==== Supplied material

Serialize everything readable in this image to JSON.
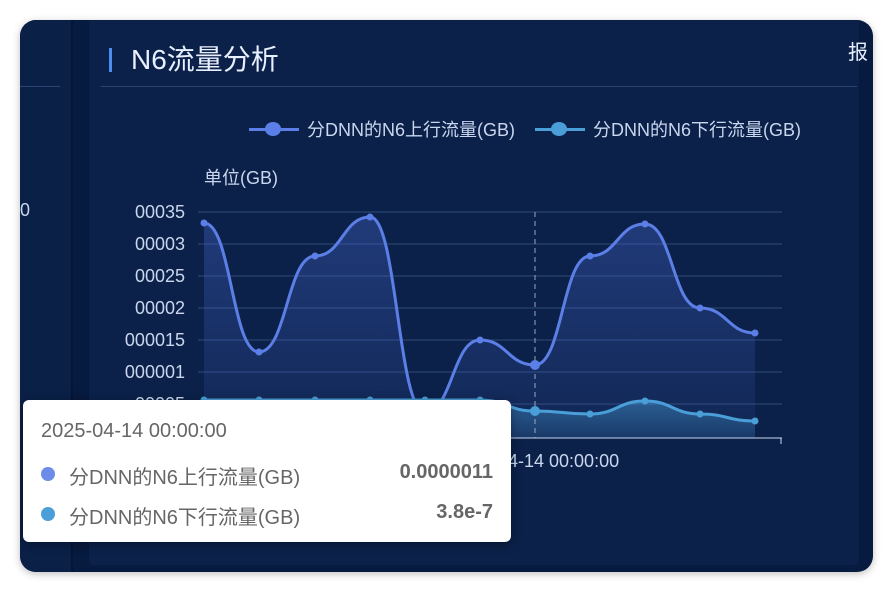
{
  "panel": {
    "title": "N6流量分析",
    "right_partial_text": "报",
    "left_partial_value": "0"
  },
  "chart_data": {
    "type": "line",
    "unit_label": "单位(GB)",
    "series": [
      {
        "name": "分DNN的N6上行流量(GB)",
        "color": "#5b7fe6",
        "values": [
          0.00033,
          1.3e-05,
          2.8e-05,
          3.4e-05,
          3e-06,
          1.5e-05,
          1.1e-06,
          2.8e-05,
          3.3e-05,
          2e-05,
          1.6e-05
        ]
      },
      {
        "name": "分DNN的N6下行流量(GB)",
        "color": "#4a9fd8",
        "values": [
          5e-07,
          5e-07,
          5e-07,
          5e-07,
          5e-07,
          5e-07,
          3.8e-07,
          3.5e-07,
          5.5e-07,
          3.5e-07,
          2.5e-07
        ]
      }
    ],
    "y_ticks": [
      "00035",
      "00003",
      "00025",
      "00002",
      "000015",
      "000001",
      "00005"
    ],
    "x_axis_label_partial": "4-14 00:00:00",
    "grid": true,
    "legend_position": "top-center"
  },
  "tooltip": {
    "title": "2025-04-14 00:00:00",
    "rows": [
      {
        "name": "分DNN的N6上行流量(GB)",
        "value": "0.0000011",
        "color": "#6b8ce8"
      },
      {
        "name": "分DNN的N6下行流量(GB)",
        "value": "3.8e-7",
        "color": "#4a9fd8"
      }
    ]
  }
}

========
==== Supplied material

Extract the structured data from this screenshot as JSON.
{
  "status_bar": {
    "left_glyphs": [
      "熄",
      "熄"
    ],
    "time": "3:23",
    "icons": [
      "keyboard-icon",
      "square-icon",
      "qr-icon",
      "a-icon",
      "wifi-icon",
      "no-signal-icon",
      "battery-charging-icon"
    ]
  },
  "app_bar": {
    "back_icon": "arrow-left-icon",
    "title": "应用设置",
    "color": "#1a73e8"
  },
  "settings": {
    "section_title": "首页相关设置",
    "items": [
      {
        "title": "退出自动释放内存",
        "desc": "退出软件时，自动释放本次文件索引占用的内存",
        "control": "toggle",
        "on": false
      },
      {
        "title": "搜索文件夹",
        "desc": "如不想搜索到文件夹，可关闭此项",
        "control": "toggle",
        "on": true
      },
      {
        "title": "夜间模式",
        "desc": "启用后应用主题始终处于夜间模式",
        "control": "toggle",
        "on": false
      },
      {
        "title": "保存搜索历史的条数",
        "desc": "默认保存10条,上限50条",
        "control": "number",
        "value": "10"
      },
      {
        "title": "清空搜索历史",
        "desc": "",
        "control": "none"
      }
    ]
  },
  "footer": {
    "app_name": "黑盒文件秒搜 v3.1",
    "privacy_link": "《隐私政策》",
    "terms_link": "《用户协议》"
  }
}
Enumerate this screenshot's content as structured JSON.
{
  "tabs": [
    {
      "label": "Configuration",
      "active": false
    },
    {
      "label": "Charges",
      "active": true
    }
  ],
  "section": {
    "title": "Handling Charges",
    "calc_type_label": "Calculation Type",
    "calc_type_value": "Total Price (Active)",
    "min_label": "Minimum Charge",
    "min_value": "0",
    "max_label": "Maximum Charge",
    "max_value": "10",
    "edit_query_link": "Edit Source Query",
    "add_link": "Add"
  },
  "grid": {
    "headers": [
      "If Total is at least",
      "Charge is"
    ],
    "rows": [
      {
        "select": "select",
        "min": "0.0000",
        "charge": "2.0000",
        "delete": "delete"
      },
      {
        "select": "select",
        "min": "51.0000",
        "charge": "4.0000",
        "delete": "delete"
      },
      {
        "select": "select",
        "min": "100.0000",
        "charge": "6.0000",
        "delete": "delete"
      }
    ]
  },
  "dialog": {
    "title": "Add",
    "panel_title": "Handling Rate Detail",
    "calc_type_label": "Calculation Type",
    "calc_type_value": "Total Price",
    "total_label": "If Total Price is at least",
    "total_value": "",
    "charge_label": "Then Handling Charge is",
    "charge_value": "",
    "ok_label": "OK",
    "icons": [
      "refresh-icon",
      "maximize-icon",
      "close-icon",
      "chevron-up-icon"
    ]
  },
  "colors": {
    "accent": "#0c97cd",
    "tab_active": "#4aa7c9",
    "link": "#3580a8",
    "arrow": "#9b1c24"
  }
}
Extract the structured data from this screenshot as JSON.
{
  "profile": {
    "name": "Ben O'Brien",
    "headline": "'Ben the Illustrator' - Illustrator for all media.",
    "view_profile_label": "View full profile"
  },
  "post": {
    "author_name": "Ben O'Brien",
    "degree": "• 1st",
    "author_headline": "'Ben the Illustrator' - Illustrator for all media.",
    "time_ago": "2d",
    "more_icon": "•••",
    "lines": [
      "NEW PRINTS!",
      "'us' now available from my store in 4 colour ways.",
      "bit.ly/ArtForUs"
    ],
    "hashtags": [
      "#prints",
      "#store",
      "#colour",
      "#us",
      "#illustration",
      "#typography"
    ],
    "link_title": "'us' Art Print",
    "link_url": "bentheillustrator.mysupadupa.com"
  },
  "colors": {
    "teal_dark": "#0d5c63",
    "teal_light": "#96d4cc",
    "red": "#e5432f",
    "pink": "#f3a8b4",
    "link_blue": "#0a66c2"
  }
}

========

> **Directive**: Locate each line containing the string "profile" and show it.

> **Complete answer**:
  "profile": {
    "view_profile_label": "View full profile"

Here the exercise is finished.